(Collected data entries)
::::::::::

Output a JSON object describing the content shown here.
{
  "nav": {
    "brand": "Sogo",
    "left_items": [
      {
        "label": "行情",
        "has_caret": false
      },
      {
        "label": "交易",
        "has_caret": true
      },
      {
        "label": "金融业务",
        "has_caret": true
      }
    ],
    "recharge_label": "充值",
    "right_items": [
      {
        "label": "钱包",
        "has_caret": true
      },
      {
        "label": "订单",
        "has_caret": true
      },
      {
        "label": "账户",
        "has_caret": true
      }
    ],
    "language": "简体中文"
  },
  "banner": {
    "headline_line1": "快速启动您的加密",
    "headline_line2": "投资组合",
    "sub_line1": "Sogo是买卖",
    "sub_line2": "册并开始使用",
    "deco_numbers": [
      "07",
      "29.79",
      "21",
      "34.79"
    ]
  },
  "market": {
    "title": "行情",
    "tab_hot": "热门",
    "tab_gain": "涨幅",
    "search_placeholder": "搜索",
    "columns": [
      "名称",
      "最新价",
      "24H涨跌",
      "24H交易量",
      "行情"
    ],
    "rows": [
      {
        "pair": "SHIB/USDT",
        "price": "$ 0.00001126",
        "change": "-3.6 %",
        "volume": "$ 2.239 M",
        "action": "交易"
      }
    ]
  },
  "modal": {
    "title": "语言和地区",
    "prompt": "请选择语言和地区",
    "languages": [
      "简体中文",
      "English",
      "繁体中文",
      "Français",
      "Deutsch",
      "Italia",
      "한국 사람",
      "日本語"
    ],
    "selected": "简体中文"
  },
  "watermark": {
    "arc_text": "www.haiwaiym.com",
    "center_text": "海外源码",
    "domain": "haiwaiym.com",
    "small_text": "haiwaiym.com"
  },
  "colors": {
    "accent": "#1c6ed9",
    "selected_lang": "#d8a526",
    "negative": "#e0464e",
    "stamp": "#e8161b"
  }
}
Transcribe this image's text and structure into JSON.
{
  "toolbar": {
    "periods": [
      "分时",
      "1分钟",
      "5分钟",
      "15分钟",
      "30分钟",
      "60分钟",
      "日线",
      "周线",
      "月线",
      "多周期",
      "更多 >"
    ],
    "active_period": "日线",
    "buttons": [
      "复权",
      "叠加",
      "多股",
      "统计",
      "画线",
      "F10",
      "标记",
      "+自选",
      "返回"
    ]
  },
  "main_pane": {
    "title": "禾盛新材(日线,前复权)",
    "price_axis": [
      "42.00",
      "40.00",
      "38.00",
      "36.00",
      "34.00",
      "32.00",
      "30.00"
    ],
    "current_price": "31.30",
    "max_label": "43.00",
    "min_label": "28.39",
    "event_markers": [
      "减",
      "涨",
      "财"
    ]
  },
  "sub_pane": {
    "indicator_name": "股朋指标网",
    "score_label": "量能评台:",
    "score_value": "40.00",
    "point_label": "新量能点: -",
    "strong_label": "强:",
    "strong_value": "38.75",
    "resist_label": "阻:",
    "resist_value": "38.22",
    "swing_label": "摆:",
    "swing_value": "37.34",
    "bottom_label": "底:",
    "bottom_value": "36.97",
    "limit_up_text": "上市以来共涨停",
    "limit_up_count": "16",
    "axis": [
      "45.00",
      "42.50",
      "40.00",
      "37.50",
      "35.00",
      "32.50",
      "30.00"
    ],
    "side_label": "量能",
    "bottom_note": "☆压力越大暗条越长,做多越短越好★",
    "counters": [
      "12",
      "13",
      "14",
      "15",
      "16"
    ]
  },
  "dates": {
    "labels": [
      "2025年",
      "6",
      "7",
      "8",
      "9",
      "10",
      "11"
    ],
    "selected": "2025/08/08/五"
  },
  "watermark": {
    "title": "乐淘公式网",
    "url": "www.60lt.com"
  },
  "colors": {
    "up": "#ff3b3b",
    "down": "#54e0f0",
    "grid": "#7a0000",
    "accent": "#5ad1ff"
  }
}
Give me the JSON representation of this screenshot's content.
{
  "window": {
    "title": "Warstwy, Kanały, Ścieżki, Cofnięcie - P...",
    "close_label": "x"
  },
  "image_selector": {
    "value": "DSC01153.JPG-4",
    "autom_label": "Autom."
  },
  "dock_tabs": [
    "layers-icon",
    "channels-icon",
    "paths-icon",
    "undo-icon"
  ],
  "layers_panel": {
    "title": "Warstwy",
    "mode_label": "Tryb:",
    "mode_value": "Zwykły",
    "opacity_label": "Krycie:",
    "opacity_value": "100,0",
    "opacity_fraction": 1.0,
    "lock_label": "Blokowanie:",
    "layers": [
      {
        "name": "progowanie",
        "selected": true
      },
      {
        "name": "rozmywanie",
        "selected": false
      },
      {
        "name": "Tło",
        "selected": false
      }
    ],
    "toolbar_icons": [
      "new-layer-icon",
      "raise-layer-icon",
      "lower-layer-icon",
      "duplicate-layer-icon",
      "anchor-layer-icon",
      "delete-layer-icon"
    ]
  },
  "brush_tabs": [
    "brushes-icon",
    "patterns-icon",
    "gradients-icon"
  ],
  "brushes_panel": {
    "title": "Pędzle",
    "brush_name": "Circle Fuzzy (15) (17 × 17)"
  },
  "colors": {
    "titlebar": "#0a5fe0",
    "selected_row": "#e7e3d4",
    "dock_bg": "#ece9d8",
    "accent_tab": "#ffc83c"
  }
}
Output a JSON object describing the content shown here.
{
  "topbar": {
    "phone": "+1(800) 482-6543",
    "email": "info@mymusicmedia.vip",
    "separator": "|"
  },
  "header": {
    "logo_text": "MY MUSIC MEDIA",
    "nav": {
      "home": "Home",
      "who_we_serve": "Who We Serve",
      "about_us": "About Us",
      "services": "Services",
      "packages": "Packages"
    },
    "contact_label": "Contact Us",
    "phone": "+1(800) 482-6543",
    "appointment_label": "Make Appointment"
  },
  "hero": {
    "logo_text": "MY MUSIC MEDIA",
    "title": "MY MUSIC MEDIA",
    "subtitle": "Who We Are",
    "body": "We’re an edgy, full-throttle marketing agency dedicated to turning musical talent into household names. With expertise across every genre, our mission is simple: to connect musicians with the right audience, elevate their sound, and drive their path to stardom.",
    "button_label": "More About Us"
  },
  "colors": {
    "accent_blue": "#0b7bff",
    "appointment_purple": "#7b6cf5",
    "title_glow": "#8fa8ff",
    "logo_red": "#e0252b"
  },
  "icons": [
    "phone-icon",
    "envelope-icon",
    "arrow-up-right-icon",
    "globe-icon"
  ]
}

::::::::::

## Problem description
Extract all the material, leaving every line as it is.

## Finished answer
Output a JSON object describing the content shown here.
{
  "nav": {
    "brand": "Sogo",
    "left_items": [
      {
        "label": "行情",
        "has_caret": false
      },
      {
        "label": "交易",
        "has_caret": true
      },
      {
        "label": "金融业务",
        "has_caret": true
      }
    ],
    "recharge_label": "充值",
    "right_items": [
      {
        "label": "钱包",
        "has_caret": true
      },
      {
        "label": "订单",
        "has_caret": true
      },
      {
        "label": "账户",
        "has_caret": true
      }
    ],
    "language": "简体中文"
  },
  "banner": {
    "headline_line1": "快速启动您的加密",
    "headline_line2": "投资组合",
    "sub_line1": "Sogo是买卖",
    "sub_line2": "册并开始使用",
    "deco_numbers": [
      "07",
      "29.79",
      "21",
      "34.79"
    ]
  },
  "market": {
    "title": "行情",
    "tab_hot": "热门",
    "tab_gain": "涨幅",
    "search_placeholder": "搜索",
    "columns": [
      "名称",
      "最新价",
      "24H涨跌",
      "24H交易量",
      "行情"
    ],
    "rows": [
      {
        "pair": "SHIB/USDT",
        "price": "$ 0.00001126",
        "change": "-3.6 %",
        "volume": "$ 2.239 M",
        "action": "交易"
      }
    ]
  },
  "modal": {
    "title": "语言和地区",
    "prompt": "请选择语言和地区",
    "languages": [
      "简体中文",
      "English",
      "繁体中文",
      "Français",
      "Deutsch",
      "Italia",
      "한국 사람",
      "日本語"
    ],
    "selected": "简体中文"
  },
  "watermark": {
    "arc_text": "www.haiwaiym.com",
    "center_text": "海外源码",
    "domain": "haiwaiym.com",
    "small_text": "haiwaiym.com"
  },
  "colors": {
    "accent": "#1c6ed9",
    "selected_lang": "#d8a526",
    "negative": "#e0464e",
    "stamp": "#e8161b"
  }
}
Transcribe this image's text and structure into JSON.
{
  "toolbar": {
    "periods": [
      "分时",
      "1分钟",
      "5分钟",
      "15分钟",
      "30分钟",
      "60分钟",
      "日线",
      "周线",
      "月线",
      "多周期",
      "更多 >"
    ],
    "active_period": "日线",
    "buttons": [
      "复权",
      "叠加",
      "多股",
      "统计",
      "画线",
      "F10",
      "标记",
      "+自选",
      "返回"
    ]
  },
  "main_pane": {
    "title": "禾盛新材(日线,前复权)",
    "price_axis": [
      "42.00",
      "40.00",
      "38.00",
      "36.00",
      "34.00",
      "32.00",
      "30.00"
    ],
    "current_price": "31.30",
    "max_label": "43.00",
    "min_label": "28.39",
    "event_markers": [
      "减",
      "涨",
      "财"
    ]
  },
  "sub_pane": {
    "indicator_name": "股朋指标网",
    "score_label": "量能评台:",
    "score_value": "40.00",
    "point_label": "新量能点: -",
    "strong_label": "强:",
    "strong_value": "38.75",
    "resist_label": "阻:",
    "resist_value": "38.22",
    "swing_label": "摆:",
    "swing_value": "37.34",
    "bottom_label": "底:",
    "bottom_value": "36.97",
    "limit_up_text": "上市以来共涨停",
    "limit_up_count": "16",
    "axis": [
      "45.00",
      "42.50",
      "40.00",
      "37.50",
      "35.00",
      "32.50",
      "30.00"
    ],
    "side_label": "量能",
    "bottom_note": "☆压力越大暗条越长,做多越短越好★",
    "counters": [
      "12",
      "13",
      "14",
      "15",
      "16"
    ]
  },
  "dates": {
    "labels": [
      "2025年",
      "6",
      "7",
      "8",
      "9",
      "10",
      "11"
    ],
    "selected": "2025/08/08/五"
  },
  "watermark": {
    "title": "乐淘公式网",
    "url": "www.60lt.com"
  },
  "colors": {
    "up": "#ff3b3b",
    "down": "#54e0f0",
    "grid": "#7a0000",
    "accent": "#5ad1ff"
  }
}
Give me the JSON representation of this screenshot's content.
{
  "window": {
    "title": "Warstwy, Kanały, Ścieżki, Cofnięcie - P...",
    "close_label": "x"
  },
  "image_selector": {
    "value": "DSC01153.JPG-4",
    "autom_label": "Autom."
  },
  "dock_tabs": [
    "layers-icon",
    "channels-icon",
    "paths-icon",
    "undo-icon"
  ],
  "layers_panel": {
    "title": "Warstwy",
    "mode_label": "Tryb:",
    "mode_value": "Zwykły",
    "opacity_label": "Krycie:",
    "opacity_value": "100,0",
    "opacity_fraction": 1.0,
    "lock_label": "Blokowanie:",
    "layers": [
      {
        "name": "progowanie",
        "selected": true
      },
      {
        "name": "rozmywanie",
        "selected": false
      },
      {
        "name": "Tło",
        "selected": false
      }
    ],
    "toolbar_icons": [
      "new-layer-icon",
      "raise-layer-icon",
      "lower-layer-icon",
      "duplicate-layer-icon",
      "anchor-layer-icon",
      "delete-layer-icon"
    ]
  },
  "brush_tabs": [
    "brushes-icon",
    "patterns-icon",
    "gradients-icon"
  ],
  "brushes_panel": {
    "title": "Pędzle",
    "brush_name": "Circle Fuzzy (15) (17 × 17)"
  },
  "colors": {
    "titlebar": "#0a5fe0",
    "selected_row": "#e7e3d4",
    "dock_bg": "#ece9d8",
    "accent_tab": "#ffc83c"
  }
}
Output a JSON object describing the content shown here.
{
  "topbar": {
    "phone": "+1(800) 482-6543",
    "email": "info@mymusicmedia.vip",
    "separator": "|"
  },
  "header": {
    "logo_text": "MY MUSIC MEDIA",
    "nav": {
      "home": "Home",
      "who_we_serve": "Who We Serve",
      "about_us": "About Us",
      "services": "Services",
      "packages": "Packages"
    },
    "contact_label": "Contact Us",
    "phone": "+1(800) 482-6543",
    "appointment_label": "Make Appointment"
  },
  "hero": {
    "logo_text": "MY MUSIC MEDIA",
    "title": "MY MUSIC MEDIA",
    "subtitle": "Who We Are",
    "body": "We’re an edgy, full-throttle marketing agency dedicated to turning musical talent into household names. With expertise across every genre, our mission is simple: to connect musicians with the right audience, elevate their sound, and drive their path to stardom.",
    "button_label": "More About Us"
  },
  "colors": {
    "accent_blue": "#0b7bff",
    "appointment_purple": "#7b6cf5",
    "title_glow": "#8fa8ff",
    "logo_red": "#e0252b"
  },
  "icons": [
    "phone-icon",
    "envelope-icon",
    "arrow-up-right-icon",
    "globe-icon"
  ]
}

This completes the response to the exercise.